Document page text data
::::
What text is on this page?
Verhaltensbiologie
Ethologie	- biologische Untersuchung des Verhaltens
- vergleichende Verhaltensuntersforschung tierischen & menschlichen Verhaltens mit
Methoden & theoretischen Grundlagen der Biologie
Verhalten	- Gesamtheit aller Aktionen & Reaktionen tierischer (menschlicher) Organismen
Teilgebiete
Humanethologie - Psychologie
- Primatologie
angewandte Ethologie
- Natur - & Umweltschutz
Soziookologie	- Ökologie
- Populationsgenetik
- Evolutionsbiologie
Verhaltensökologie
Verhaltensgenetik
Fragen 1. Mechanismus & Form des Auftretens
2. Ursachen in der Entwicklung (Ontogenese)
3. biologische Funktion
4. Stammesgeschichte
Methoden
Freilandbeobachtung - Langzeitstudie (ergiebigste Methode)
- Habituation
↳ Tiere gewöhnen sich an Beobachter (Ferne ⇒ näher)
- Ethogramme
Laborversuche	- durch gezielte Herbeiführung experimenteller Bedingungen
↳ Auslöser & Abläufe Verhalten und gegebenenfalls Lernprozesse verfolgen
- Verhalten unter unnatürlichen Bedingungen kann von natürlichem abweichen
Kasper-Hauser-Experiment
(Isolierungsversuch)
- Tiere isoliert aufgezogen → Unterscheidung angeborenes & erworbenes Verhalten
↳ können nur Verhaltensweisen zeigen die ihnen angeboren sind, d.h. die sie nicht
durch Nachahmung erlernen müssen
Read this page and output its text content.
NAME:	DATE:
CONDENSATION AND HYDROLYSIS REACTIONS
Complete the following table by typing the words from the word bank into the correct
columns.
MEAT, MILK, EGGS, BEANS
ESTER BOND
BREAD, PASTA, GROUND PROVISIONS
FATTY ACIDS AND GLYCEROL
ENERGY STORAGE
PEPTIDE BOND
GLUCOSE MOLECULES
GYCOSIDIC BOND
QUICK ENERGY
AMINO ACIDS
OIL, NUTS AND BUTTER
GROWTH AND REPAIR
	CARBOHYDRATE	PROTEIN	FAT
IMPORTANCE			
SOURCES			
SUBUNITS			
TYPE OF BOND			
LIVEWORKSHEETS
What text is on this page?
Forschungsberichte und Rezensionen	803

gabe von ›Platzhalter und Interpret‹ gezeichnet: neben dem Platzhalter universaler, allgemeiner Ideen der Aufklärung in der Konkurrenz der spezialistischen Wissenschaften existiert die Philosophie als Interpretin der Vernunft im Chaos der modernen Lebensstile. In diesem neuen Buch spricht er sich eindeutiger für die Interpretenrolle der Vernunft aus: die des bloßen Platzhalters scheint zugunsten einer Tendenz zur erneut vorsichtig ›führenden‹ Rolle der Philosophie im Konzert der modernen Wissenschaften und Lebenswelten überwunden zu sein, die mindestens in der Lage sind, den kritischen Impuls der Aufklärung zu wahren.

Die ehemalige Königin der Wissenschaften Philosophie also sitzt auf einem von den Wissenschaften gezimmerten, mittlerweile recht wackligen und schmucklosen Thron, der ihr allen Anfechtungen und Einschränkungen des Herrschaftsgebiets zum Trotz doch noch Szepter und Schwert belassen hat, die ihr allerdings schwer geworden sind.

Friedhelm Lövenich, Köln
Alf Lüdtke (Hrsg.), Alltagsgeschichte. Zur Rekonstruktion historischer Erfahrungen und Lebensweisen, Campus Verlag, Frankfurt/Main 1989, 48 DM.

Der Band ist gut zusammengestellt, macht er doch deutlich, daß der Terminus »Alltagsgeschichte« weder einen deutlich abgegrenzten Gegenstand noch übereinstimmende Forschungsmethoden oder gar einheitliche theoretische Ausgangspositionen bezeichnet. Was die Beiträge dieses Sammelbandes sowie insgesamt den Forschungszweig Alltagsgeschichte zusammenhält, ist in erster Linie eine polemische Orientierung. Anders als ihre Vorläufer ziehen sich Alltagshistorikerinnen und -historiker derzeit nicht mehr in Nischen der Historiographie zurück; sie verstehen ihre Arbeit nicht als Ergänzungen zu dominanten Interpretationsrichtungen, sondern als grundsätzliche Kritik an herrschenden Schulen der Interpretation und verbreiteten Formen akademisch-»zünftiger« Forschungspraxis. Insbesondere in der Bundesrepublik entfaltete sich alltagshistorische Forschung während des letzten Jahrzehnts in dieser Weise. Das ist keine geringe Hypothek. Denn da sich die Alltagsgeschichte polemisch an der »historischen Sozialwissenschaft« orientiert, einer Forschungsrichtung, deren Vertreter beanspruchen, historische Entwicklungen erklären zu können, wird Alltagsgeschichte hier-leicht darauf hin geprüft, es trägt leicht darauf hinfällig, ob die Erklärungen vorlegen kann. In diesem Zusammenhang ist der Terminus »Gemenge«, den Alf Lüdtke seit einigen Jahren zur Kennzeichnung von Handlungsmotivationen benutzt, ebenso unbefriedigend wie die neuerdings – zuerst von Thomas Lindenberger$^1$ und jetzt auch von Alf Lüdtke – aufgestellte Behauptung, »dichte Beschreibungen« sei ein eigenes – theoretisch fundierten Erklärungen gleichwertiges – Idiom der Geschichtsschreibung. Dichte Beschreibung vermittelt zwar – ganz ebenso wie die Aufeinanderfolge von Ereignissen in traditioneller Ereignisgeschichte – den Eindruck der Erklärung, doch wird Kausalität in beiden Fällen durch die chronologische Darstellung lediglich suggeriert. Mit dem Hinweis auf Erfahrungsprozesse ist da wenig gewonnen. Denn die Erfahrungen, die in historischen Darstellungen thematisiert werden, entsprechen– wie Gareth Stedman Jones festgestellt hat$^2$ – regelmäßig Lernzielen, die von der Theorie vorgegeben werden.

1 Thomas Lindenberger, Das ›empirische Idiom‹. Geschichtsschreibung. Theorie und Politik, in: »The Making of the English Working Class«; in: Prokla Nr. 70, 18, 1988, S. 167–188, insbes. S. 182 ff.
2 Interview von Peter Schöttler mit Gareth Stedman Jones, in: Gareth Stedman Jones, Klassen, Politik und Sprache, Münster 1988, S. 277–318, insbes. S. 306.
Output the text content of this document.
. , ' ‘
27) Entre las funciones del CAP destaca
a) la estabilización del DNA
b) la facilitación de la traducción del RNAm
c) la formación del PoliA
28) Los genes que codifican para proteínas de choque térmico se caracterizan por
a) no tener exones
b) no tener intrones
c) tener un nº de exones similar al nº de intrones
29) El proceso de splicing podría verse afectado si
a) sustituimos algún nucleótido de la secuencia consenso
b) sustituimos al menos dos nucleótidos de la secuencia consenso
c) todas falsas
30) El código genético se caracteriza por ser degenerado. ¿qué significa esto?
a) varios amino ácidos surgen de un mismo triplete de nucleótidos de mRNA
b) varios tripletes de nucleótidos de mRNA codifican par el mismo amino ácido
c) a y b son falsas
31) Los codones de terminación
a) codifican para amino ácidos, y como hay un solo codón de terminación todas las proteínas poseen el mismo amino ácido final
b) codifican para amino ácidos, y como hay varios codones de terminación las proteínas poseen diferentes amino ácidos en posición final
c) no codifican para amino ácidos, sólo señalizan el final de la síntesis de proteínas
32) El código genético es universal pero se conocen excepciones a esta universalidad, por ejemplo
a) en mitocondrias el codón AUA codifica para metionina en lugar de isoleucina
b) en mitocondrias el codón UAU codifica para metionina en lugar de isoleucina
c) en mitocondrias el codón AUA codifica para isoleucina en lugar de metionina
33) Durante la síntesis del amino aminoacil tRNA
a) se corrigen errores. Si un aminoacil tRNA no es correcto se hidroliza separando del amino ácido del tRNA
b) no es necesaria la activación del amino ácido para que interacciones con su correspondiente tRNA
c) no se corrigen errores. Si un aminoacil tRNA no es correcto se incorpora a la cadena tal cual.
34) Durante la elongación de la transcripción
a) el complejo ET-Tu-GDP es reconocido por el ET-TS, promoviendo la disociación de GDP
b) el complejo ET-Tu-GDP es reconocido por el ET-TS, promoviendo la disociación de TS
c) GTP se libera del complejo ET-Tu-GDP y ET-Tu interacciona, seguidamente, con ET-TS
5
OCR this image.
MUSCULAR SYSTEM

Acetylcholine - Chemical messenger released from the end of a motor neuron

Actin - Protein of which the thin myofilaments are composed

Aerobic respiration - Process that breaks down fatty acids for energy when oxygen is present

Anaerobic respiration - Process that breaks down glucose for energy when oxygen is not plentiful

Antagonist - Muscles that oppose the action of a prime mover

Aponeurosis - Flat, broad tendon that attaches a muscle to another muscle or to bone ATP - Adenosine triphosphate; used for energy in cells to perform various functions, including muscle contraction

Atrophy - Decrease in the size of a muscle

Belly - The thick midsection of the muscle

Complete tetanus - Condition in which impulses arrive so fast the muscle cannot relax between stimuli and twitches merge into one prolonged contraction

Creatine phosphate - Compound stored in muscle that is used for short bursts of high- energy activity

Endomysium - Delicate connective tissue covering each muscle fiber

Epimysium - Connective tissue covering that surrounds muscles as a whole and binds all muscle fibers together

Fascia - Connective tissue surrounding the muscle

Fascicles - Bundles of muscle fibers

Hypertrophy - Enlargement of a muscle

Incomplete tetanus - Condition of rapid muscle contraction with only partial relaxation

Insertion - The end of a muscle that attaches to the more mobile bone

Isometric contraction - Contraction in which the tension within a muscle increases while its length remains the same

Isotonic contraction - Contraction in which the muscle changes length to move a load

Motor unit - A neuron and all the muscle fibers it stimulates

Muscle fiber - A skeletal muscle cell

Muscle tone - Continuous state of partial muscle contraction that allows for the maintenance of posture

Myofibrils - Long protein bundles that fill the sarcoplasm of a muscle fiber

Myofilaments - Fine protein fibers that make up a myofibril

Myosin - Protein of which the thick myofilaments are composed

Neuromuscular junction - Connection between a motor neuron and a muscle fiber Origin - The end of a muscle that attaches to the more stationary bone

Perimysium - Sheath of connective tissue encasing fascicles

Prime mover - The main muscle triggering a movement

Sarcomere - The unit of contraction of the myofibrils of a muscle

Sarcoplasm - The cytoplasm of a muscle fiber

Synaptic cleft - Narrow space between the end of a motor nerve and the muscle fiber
::::
• [Your task] The string "genético" appears on how many lines of the records? State the number alone.

• [Expected answer] 2